(THE REQUEST) Write out all of the lines below word for word, leaving out the pictures.

[Element placement data]
## Start
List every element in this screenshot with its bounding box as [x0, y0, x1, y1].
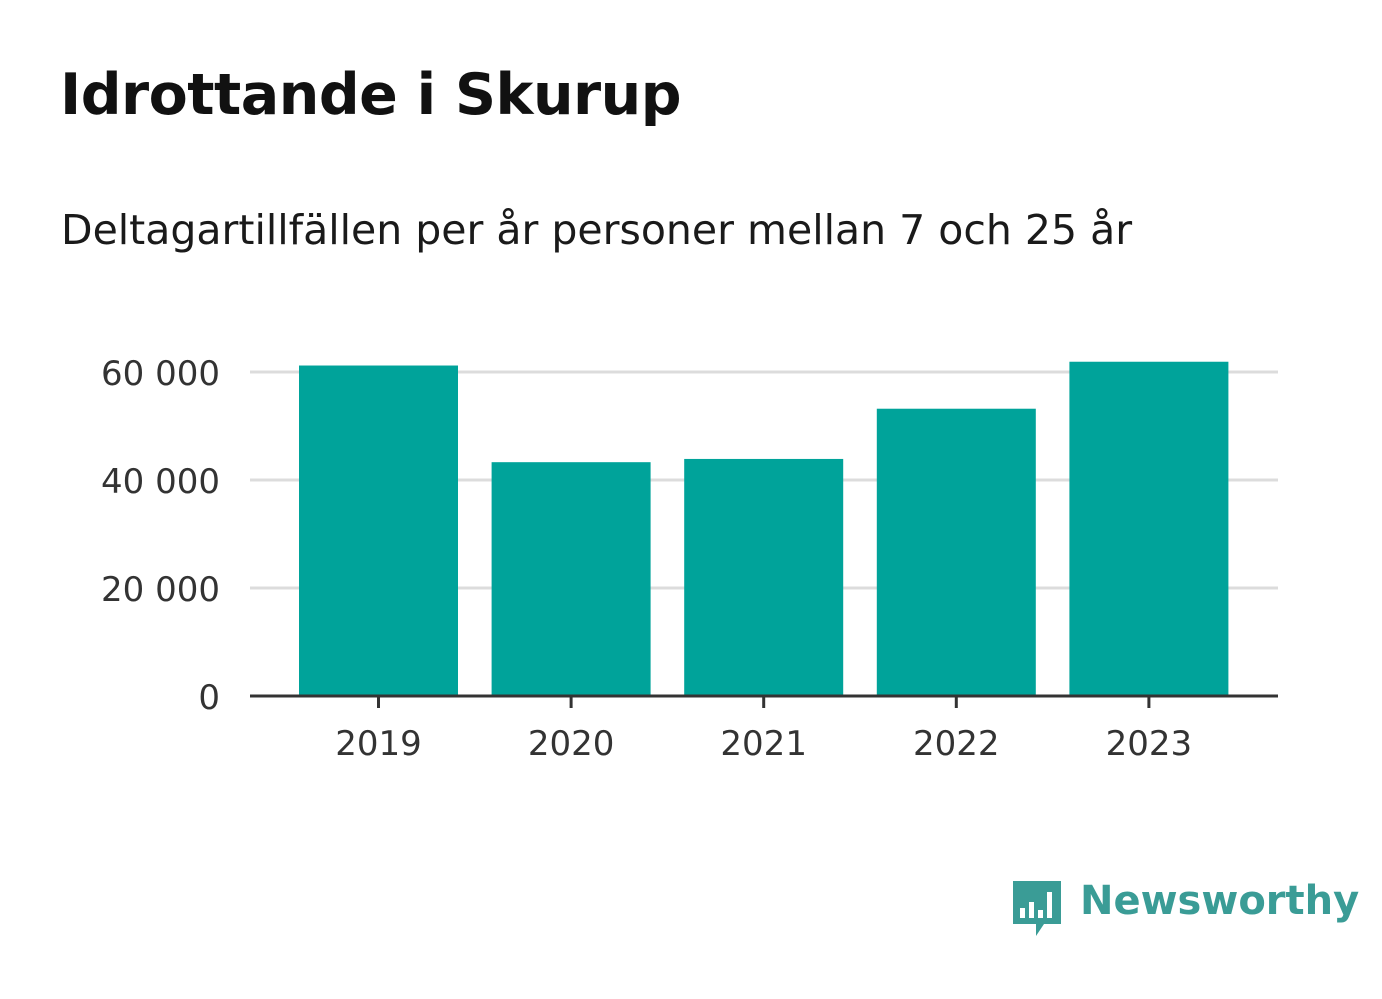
y-tick-label: 0	[198, 678, 220, 718]
axes: 0 20 000 40 000 60 000 2019 2020 2021 2022 2023	[101, 354, 1278, 764]
bar-2023	[1069, 361, 1229, 696]
x-tick-label: 2019	[335, 724, 422, 764]
bars	[299, 361, 1229, 696]
newsworthy-logo: Newsworthy	[1010, 878, 1359, 942]
x-tick-label: 2022	[913, 724, 1000, 764]
brand-name: Newsworthy	[1080, 878, 1360, 924]
bar-2020	[491, 462, 651, 696]
y-tick-label: 60 000	[101, 354, 220, 394]
bar-2022	[876, 408, 1036, 696]
y-tick-label: 40 000	[101, 462, 220, 502]
x-tick-label: 2023	[1106, 724, 1193, 764]
x-tick-label: 2021	[720, 724, 807, 764]
bar-2019	[299, 365, 458, 696]
x-tick-label: 2020	[528, 724, 615, 764]
bar-chart-bubble-icon	[1013, 881, 1061, 936]
y-tick-label: 20 000	[101, 570, 220, 610]
chart-subtitle: Deltagartillfällen per år personer mella…	[61, 206, 1133, 254]
chart-title: Idrottande i Skurup	[60, 62, 682, 128]
bar-2021	[684, 458, 844, 696]
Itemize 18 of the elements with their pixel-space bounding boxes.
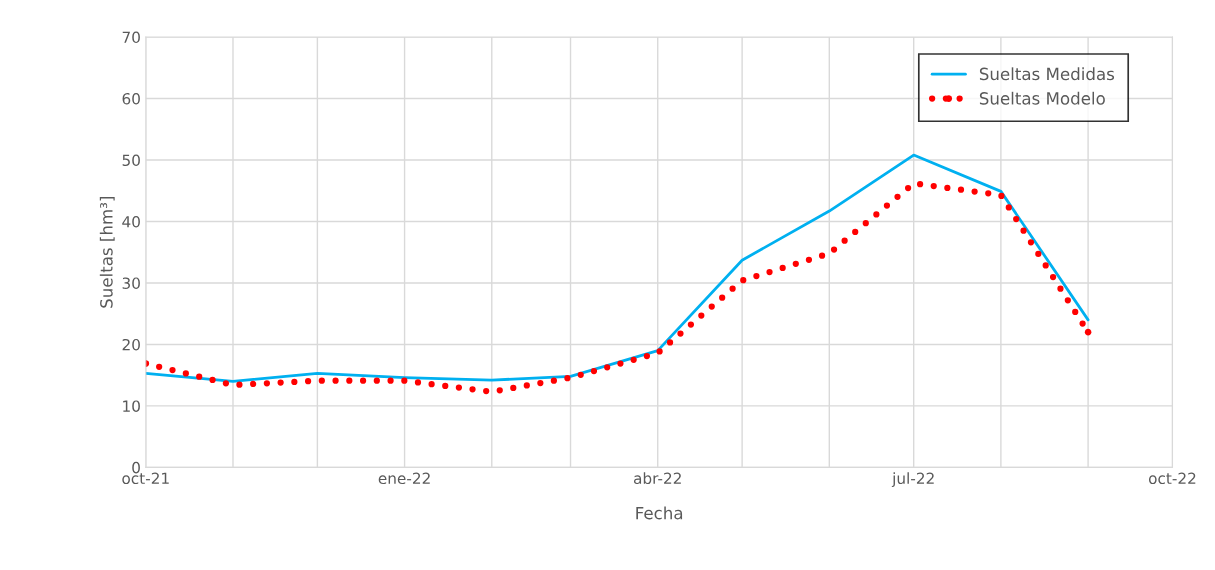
line-series <box>145 153 1090 383</box>
y-tick-label: 60 <box>122 92 140 105</box>
legend-label: Sueltas Medidas <box>979 67 1115 81</box>
y-tick-label: 70 <box>122 31 140 44</box>
y-tick-label: 20 <box>122 338 140 351</box>
y-tick-label: 40 <box>122 215 140 228</box>
x-axis-title: Fecha <box>636 506 683 520</box>
x-tick-label: oct-21 <box>122 472 169 485</box>
x-tick-label: oct-22 <box>1148 472 1196 485</box>
x-tick-label: ene-22 <box>378 472 430 485</box>
y-tick-label: 50 <box>122 154 140 167</box>
legend-label: Sueltas Modelo <box>979 91 1105 105</box>
y-tick-label: 30 <box>122 277 140 289</box>
x-tick-label: abr-22 <box>633 472 681 485</box>
x-tick-label: jul-22 <box>891 472 934 488</box>
y-tick-label: 10 <box>123 400 140 412</box>
y-axis-title: Sueltas [hm³] <box>99 197 115 308</box>
y-tick-label: 0 <box>132 461 140 474</box>
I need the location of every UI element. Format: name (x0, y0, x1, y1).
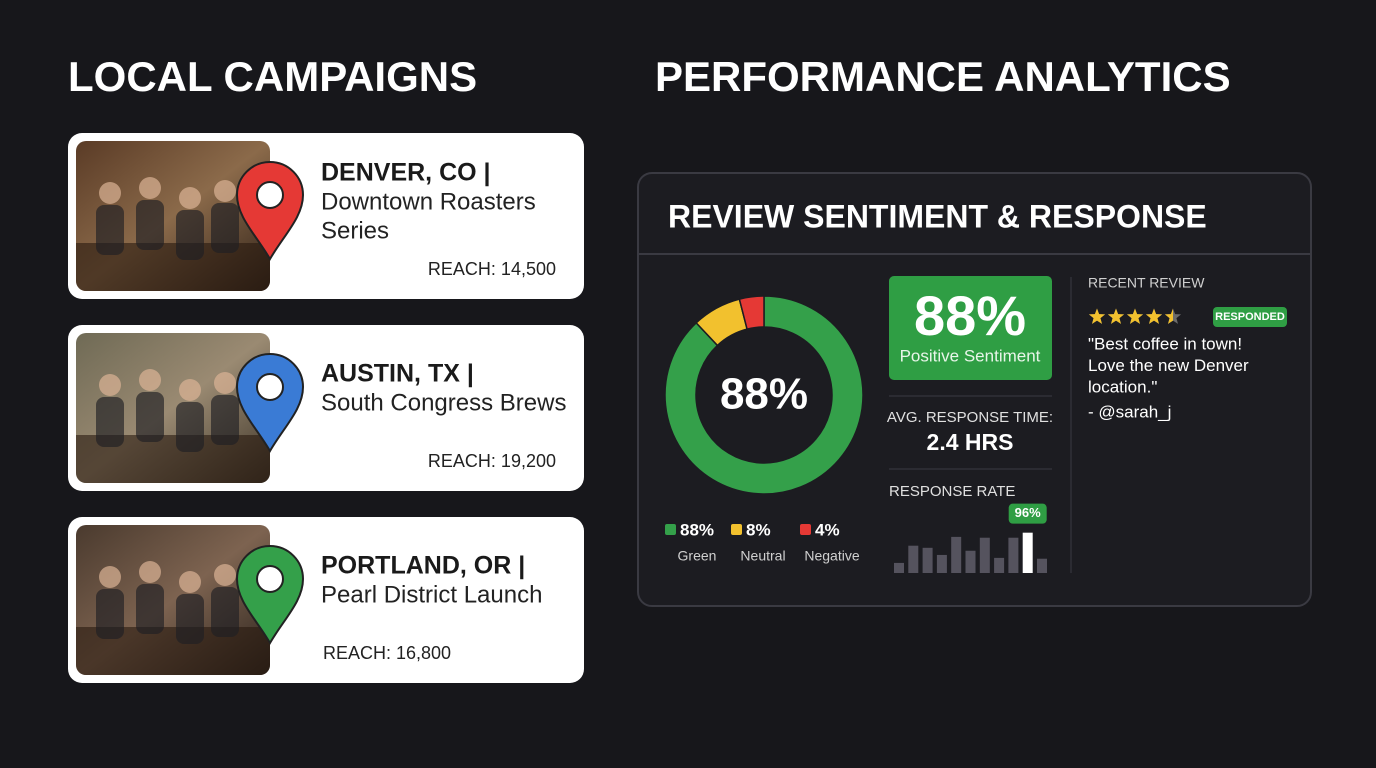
review-text: "Best coffee in town! (1088, 334, 1242, 353)
legend-label: Negative (804, 548, 859, 564)
star (1126, 308, 1144, 324)
rate-bar (951, 536, 962, 573)
photo-figure (136, 392, 164, 442)
review-heading: RECENT REVIEW (1088, 275, 1205, 291)
legend-value: 4% (815, 520, 840, 539)
campaign-name: Pearl District Launch (321, 581, 542, 608)
campaign-reach: REACH: 14,500 (428, 259, 556, 279)
photo-figure (99, 182, 121, 204)
rate-bar (1037, 558, 1047, 573)
photo-figure (136, 200, 164, 250)
legend-value: 8% (746, 520, 771, 539)
response-rate-label: RESPONSE RATE (889, 483, 1015, 500)
photo-figure (179, 187, 201, 209)
photo-figure (176, 402, 204, 452)
review-author: - @sarah_j (1088, 402, 1171, 421)
rate-bar (979, 537, 990, 573)
star (1164, 308, 1173, 324)
photo-figure (96, 397, 124, 447)
photo-figure (139, 561, 161, 583)
rate-bar (894, 562, 904, 573)
photo-figure (139, 177, 161, 199)
photo-figure (179, 379, 201, 401)
legend-label: Neutral (740, 548, 785, 564)
section-title: PERFORMANCE ANALYTICS (655, 53, 1231, 100)
donut-segment (738, 295, 765, 331)
star (1145, 308, 1163, 324)
photo-figure (214, 564, 236, 586)
rate-bar (1008, 537, 1019, 573)
campaign-name: South Congress Brews (321, 389, 566, 416)
rate-bar (1022, 532, 1033, 573)
rate-bar (936, 554, 947, 573)
photo-figure (176, 594, 204, 644)
response-time-value: 2.4 HRS (927, 429, 1014, 455)
photo-figure (96, 205, 124, 255)
campaign-reach: REACH: 19,200 (428, 451, 556, 471)
campaign-photo (76, 525, 270, 675)
response-time-label: AVG. RESPONSE TIME: (887, 409, 1053, 426)
campaign-name: Series (321, 217, 389, 244)
legend-swatch (800, 524, 811, 535)
rate-callout (1008, 503, 1047, 524)
rate-bar (922, 547, 933, 573)
legend-value: 88% (680, 520, 714, 539)
photo-figure (139, 369, 161, 391)
photo-figure (211, 395, 239, 445)
section-title: LOCAL CAMPAIGNS (68, 53, 477, 100)
photo-figure (179, 571, 201, 593)
positive-label: Positive Sentiment (900, 346, 1041, 365)
responded-label: RESPONDED (1215, 311, 1285, 323)
star (1107, 308, 1125, 324)
photo-figure (211, 587, 239, 637)
photo-figure (96, 589, 124, 639)
positive-box (889, 276, 1052, 380)
campaign-city: AUSTIN, TX | (321, 360, 474, 388)
campaign-reach: REACH: 16,800 (323, 643, 451, 663)
campaign-photo (76, 333, 270, 483)
analytics-panel (637, 172, 1312, 607)
legend-label: Green (678, 548, 717, 564)
map-pin-hole (256, 181, 284, 209)
campaign-city: PORTLAND, OR | (321, 552, 525, 580)
review-text: location." (1088, 377, 1157, 396)
panel-title: REVIEW SENTIMENT & RESPONSE (668, 198, 1207, 234)
photo-figure (136, 584, 164, 634)
legend-swatch (665, 524, 676, 535)
rate-bar (908, 545, 919, 573)
map-pin (235, 353, 305, 453)
photo-figure (214, 372, 236, 394)
legend-swatch (731, 524, 742, 535)
map-pin (235, 545, 305, 645)
responded-badge (1213, 307, 1287, 327)
rate-bar (994, 557, 1005, 573)
campaign-name: Downtown Roasters (321, 188, 536, 215)
map-pin-hole (256, 565, 284, 593)
photo-figure (99, 374, 121, 396)
photo-figure (214, 180, 236, 202)
star (1088, 308, 1106, 324)
campaign-city: DENVER, CO | (321, 159, 491, 187)
map-pin (235, 161, 305, 261)
donut-segment (664, 295, 864, 495)
positive-value: 88% (914, 284, 1026, 347)
review-text: Love the new Denver (1088, 356, 1249, 375)
rate-bar (965, 550, 976, 573)
map-pin-hole (256, 373, 284, 401)
campaign-photo (76, 141, 270, 291)
photo-figure (211, 203, 239, 253)
donut-center-label: 88% (720, 370, 808, 419)
photo-figure (176, 210, 204, 260)
rate-value-label: 96% (1015, 505, 1041, 520)
photo-figure (99, 566, 121, 588)
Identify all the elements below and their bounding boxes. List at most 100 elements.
## End
(TASK RESPONSE)
List every element in this screenshot with its bounding box as [x0, y0, x1, y1].
y-tick-label: 0	[198, 678, 220, 718]
axes: 0 20 000 40 000 60 000 2019 2020 2021 2022 2023	[101, 354, 1278, 764]
bar-2023	[1069, 361, 1229, 696]
x-tick-label: 2019	[335, 724, 422, 764]
bars	[299, 361, 1229, 696]
newsworthy-logo: Newsworthy	[1010, 878, 1359, 942]
x-tick-label: 2022	[913, 724, 1000, 764]
brand-name: Newsworthy	[1080, 878, 1360, 924]
bar-2020	[491, 462, 651, 696]
y-tick-label: 60 000	[101, 354, 220, 394]
bar-2022	[876, 408, 1036, 696]
y-tick-label: 40 000	[101, 462, 220, 502]
x-tick-label: 2023	[1106, 724, 1193, 764]
x-tick-label: 2021	[720, 724, 807, 764]
bar-2019	[299, 365, 458, 696]
x-tick-label: 2020	[528, 724, 615, 764]
bar-chart-bubble-icon	[1013, 881, 1061, 936]
y-tick-label: 20 000	[101, 570, 220, 610]
chart-subtitle: Deltagartillfällen per år personer mella…	[61, 206, 1133, 254]
chart-title: Idrottande i Skurup	[60, 62, 682, 128]
bar-2021	[684, 458, 844, 696]
Itemize 18 of the elements with their pixel-space bounding boxes.
line-series <box>145 153 1090 383</box>
y-tick-label: 60 <box>122 92 140 105</box>
legend-label: Sueltas Medidas <box>979 67 1115 81</box>
y-tick-label: 70 <box>122 31 140 44</box>
y-tick-label: 20 <box>122 338 140 351</box>
y-tick-label: 40 <box>122 215 140 228</box>
x-axis-title: Fecha <box>636 506 683 520</box>
x-tick-label: oct-21 <box>122 472 169 485</box>
x-tick-label: oct-22 <box>1148 472 1196 485</box>
x-tick-label: ene-22 <box>378 472 430 485</box>
y-tick-label: 50 <box>122 154 140 167</box>
legend-label: Sueltas Modelo <box>979 91 1105 105</box>
y-tick-label: 30 <box>122 277 140 289</box>
x-tick-label: abr-22 <box>633 472 681 485</box>
x-tick-label: jul-22 <box>891 472 934 488</box>
y-tick-label: 10 <box>123 400 140 412</box>
y-axis-title: Sueltas [hm³] <box>99 197 115 308</box>
y-tick-label: 0 <box>132 461 140 474</box>
I need the location of every UI element. Format: name (x0, y0, x1, y1).
review-text: "Best coffee in town! (1088, 334, 1242, 353)
legend-label: Negative (804, 548, 859, 564)
star (1126, 308, 1144, 324)
rate-bar (951, 536, 962, 573)
photo-figure (136, 392, 164, 442)
review-heading: RECENT REVIEW (1088, 275, 1205, 291)
legend-value: 4% (815, 520, 840, 539)
campaign-name: Pearl District Launch (321, 581, 542, 608)
campaign-reach: REACH: 14,500 (428, 259, 556, 279)
photo-figure (99, 182, 121, 204)
rate-bar (1037, 558, 1047, 573)
photo-figure (136, 200, 164, 250)
legend-value: 8% (746, 520, 771, 539)
response-rate-label: RESPONSE RATE (889, 483, 1015, 500)
photo-figure (179, 187, 201, 209)
photo-figure (176, 402, 204, 452)
review-author: - @sarah_j (1088, 402, 1171, 421)
rate-bar (979, 537, 990, 573)
star (1164, 308, 1173, 324)
photo-figure (96, 397, 124, 447)
photo-figure (139, 561, 161, 583)
rate-bar (894, 562, 904, 573)
photo-figure (139, 177, 161, 199)
photo-figure (179, 379, 201, 401)
legend-label: Neutral (740, 548, 785, 564)
section-title: PERFORMANCE ANALYTICS (655, 53, 1231, 100)
donut-segment (738, 295, 765, 331)
star (1145, 308, 1163, 324)
photo-figure (214, 564, 236, 586)
rate-bar (1008, 537, 1019, 573)
campaign-name: South Congress Brews (321, 389, 566, 416)
rate-bar (1022, 532, 1033, 573)
rate-bar (936, 554, 947, 573)
photo-figure (176, 594, 204, 644)
response-time-value: 2.4 HRS (927, 429, 1014, 455)
photo-figure (96, 205, 124, 255)
campaign-reach: REACH: 19,200 (428, 451, 556, 471)
campaign-photo (76, 525, 270, 675)
response-time-label: AVG. RESPONSE TIME: (887, 409, 1053, 426)
campaign-name: Series (321, 217, 389, 244)
legend-swatch (800, 524, 811, 535)
rate-callout (1008, 503, 1047, 524)
rate-bar (922, 547, 933, 573)
legend-value: 88% (680, 520, 714, 539)
photo-figure (139, 369, 161, 391)
photo-figure (211, 395, 239, 445)
section-title: LOCAL CAMPAIGNS (68, 53, 477, 100)
photo-figure (179, 571, 201, 593)
positive-label: Positive Sentiment (900, 346, 1041, 365)
responded-label: RESPONDED (1215, 311, 1285, 323)
star (1107, 308, 1125, 324)
photo-figure (211, 587, 239, 637)
photo-figure (96, 589, 124, 639)
positive-box (889, 276, 1052, 380)
campaign-city: AUSTIN, TX | (321, 360, 474, 388)
campaign-reach: REACH: 16,800 (323, 643, 451, 663)
campaign-photo (76, 333, 270, 483)
analytics-panel (637, 172, 1312, 607)
legend-label: Green (678, 548, 717, 564)
map-pin-hole (256, 181, 284, 209)
campaign-city: PORTLAND, OR | (321, 552, 525, 580)
review-text: location." (1088, 377, 1157, 396)
panel-title: REVIEW SENTIMENT & RESPONSE (668, 198, 1207, 234)
photo-figure (136, 584, 164, 634)
legend-swatch (665, 524, 676, 535)
rate-bar (908, 545, 919, 573)
map-pin (235, 353, 305, 453)
photo-figure (214, 372, 236, 394)
legend-swatch (731, 524, 742, 535)
map-pin (235, 545, 305, 645)
responded-badge (1213, 307, 1287, 327)
rate-bar (994, 557, 1005, 573)
campaign-name: Downtown Roasters (321, 188, 536, 215)
map-pin-hole (256, 565, 284, 593)
photo-figure (99, 374, 121, 396)
photo-figure (214, 180, 236, 202)
star (1088, 308, 1106, 324)
campaign-city: DENVER, CO | (321, 159, 491, 187)
map-pin (235, 161, 305, 261)
donut-segment (664, 295, 864, 495)
positive-value: 88% (914, 284, 1026, 347)
review-text: Love the new Denver (1088, 356, 1249, 375)
rate-bar (965, 550, 976, 573)
map-pin-hole (256, 373, 284, 401)
campaign-photo (76, 141, 270, 291)
photo-figure (211, 203, 239, 253)
donut-center-label: 88% (720, 370, 808, 419)
photo-figure (176, 210, 204, 260)
rate-value-label: 96% (1015, 505, 1041, 520)
photo-figure (99, 566, 121, 588)
Identify all the elements below and their bounding boxes. List at most 100 elements.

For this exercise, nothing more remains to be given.